Add an example that builds a CharFilter chain in Analyzer

git-svn-id: https://svn.apache.org/repos/asf/lucene/dev/trunk@1378593 13f79535-47bb-0310-9956-ffa450edef68
2012-08-29 14:56:28 +00:00 · 2012-08-29 14:56:28 +00:00 · 71dd31de24
parent d447b1ae51
commit 71dd31de24
2 changed files with 28 additions and 0 deletions
--- a/lucene/core/src/java/org/apache/lucene/analysis/CharFilter.java
+++ b/lucene/core/src/java/org/apache/lucene/analysis/CharFilter.java
@ -33,6 +33,9 @@ import java.io.Reader;
 * You can optionally provide more efficient implementations of additional methods 
 * like {@link #read()}, {@link #read(char[])}, {@link #read(java.nio.CharBuffer)},
 * but this is not required.
+ * <p>
+ * For examples and integration with {@link Analyzer}, see the 
+ * {@link org.apache.lucene.analysis Analysis package documentation}.
 */
 // the way java.io.FilterReader should work!
 public abstract class CharFilter extends Reader {
--- a/lucene/core/src/java/org/apache/lucene/analysis/package.html
+++ b/lucene/core/src/java/org/apache/lucene/analysis/package.html
@ -817,5 +817,30 @@ As a small hint, this is how the new Attribute class could begin:

  ...
 </pre>
+<h4>Adding a CharFilter chain</h4>
+Analyzers take Java {@link java.io.Reader}s as input. Of course you can wrap your Readers with {@link java.io.FilterReader}s
+to manipulate content, but this would have the big disadvantage that character offsets might be inconsistent with your original
+text.
+<p>
+{@link org.apache.lucene.analysis.CharFilter} is designed to allow you to pre-process input like a FilterReader would, but also
+preserve the original offsets associated with those characters. This way mechanisms like highlighting still work correctly.
+CharFilters can be chained.
+<p>
+Example:
+<pre class="prettyprint">
+public class MyAnalyzer extends Analyzer {
+
+  {@literal @Override}
+  protected TokenStreamComponents createComponents(String fieldName, Reader reader) {
+    return new TokenStreamComponents(new MyTokenizer(reader));
+  }
+  
+  {@literal @Override}
+  protected Reader initReader(String fieldName, Reader reader) {
+    // wrap the Reader in a CharFilter chain.
+    return new SecondCharFilter(new FirstCharFilter(reader));
+  }
+}
+</pre>
 </body>
 </html>

▶ Required work
1 - Copy the text of the CharFilter commit word for word, starting at "public abstract class" and ending at "still work correctly.".
2 - List the methods that the CharFilter commit's CharFilter.java comment gives as examples of optional, more efficient implementations.

▶ Saved data entries
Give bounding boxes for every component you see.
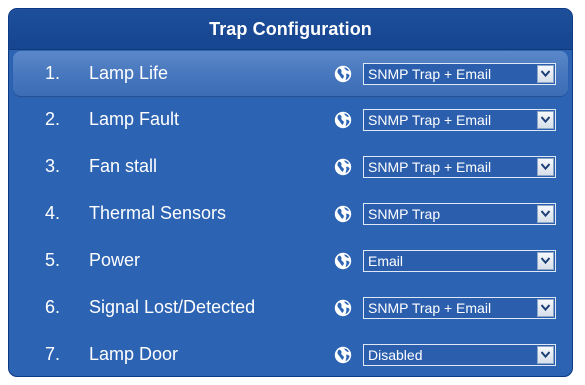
trap-label: Lamp Life <box>89 63 169 83</box>
action-dropdown[interactable]: SNMP Trap + Email <box>363 62 556 85</box>
trap-label: Fan stall <box>89 156 158 176</box>
trap-row-fan-stall[interactable]: 3. Fan stall SNMP Trap + Email <box>9 143 572 190</box>
dropdown-value: SNMP Trap + Email <box>368 158 492 175</box>
chevron-down-icon[interactable] <box>537 64 554 83</box>
action-dropdown[interactable]: SNMP Trap + Email <box>363 108 556 131</box>
row-number: 1. <box>45 63 61 83</box>
panel-header: Trap Configuration <box>9 9 572 50</box>
row-number: 2. <box>45 109 61 129</box>
globe-icon <box>334 65 352 82</box>
trap-row-power[interactable]: 5. Power Email <box>9 237 572 284</box>
action-dropdown[interactable]: SNMP Trap + Email <box>363 155 556 178</box>
trap-row-lamp-door[interactable]: 7. Lamp Door Disabled <box>9 331 572 376</box>
trap-configuration-panel: Trap Configuration 1. Lamp Life SNMP Tra… <box>8 8 573 377</box>
dropdown-value: SNMP Trap + Email <box>368 65 492 82</box>
row-number: 5. <box>45 250 61 270</box>
globe-icon <box>334 111 352 128</box>
trap-row-signal-lost-detected[interactable]: 6. Signal Lost/Detected SNMP Trap + Emai… <box>9 284 572 331</box>
trap-list: 1. Lamp Life SNMP Trap + Email 2. Lamp F… <box>9 49 572 376</box>
panel-title: Trap Configuration <box>209 18 372 39</box>
globe-icon <box>334 299 352 316</box>
chevron-down-icon[interactable] <box>537 204 554 223</box>
row-number: 6. <box>45 297 61 317</box>
trap-row-lamp-life[interactable]: 1. Lamp Life SNMP Trap + Email <box>13 51 568 96</box>
globe-icon <box>334 158 352 175</box>
globe-icon <box>334 205 352 222</box>
trap-label: Lamp Door <box>89 344 179 364</box>
action-dropdown[interactable]: Disabled <box>363 343 556 366</box>
chevron-down-icon[interactable] <box>537 298 554 317</box>
chevron-down-icon[interactable] <box>537 251 554 270</box>
dropdown-value: SNMP Trap <box>368 205 441 222</box>
globe-icon <box>334 252 352 269</box>
dropdown-value: SNMP Trap + Email <box>368 299 492 316</box>
chevron-down-icon[interactable] <box>537 110 554 129</box>
action-dropdown[interactable]: Email <box>363 249 556 272</box>
dropdown-value: Disabled <box>368 346 423 363</box>
trap-label: Power <box>89 250 141 270</box>
dropdown-value: SNMP Trap + Email <box>368 111 492 128</box>
row-number: 4. <box>45 203 61 223</box>
chevron-down-icon[interactable] <box>537 157 554 176</box>
row-number: 3. <box>45 156 61 176</box>
trap-label: Lamp Fault <box>89 109 180 129</box>
trap-row-lamp-fault[interactable]: 2. Lamp Fault SNMP Trap + Email <box>9 96 572 143</box>
action-dropdown[interactable]: SNMP Trap <box>363 202 556 225</box>
trap-row-thermal-sensors[interactable]: 4. Thermal Sensors SNMP Trap <box>9 190 572 237</box>
dropdown-value: Email <box>368 252 404 269</box>
chevron-down-icon[interactable] <box>537 345 554 364</box>
trap-label: Thermal Sensors <box>89 203 227 223</box>
action-dropdown[interactable]: SNMP Trap + Email <box>363 296 556 319</box>
globe-icon <box>334 346 352 363</box>
trap-label: Signal Lost/Detected <box>89 297 256 317</box>
row-number: 7. <box>45 344 61 364</box>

▶ Correct answers
1 -
public abstract class CharFilter extends Reader {
--- a/lucene/core/src/java/org/apache/lucene/analysis/package.html
+++ b/lucene/core/src/java/org/apache/lucene/analysis/package.html
@ -817,5 +817,30 @@ As a small hint, this is how the new Attribute class could begin:

  ...
 </pre>
+<h4>Adding a CharFilter chain</h4>
+Analyzers take Java {@link java.io.Reader}s as input. Of course you can wrap your Readers with {@link java.io.FilterReader}s
+to manipulate content, but this would have the big disadvantage that character offsets might be inconsistent with your original
+text.
+<p>
+{@link org.apache.lucene.analysis.CharFilter} is designed to allow you to pre-process input like a FilterReader would, but also
+preserve the original offsets associated with those characters. This way mechanisms like highlighting still work correctly.

2 -
- read()
- read(char[])
- read(java.nio.CharBuffer)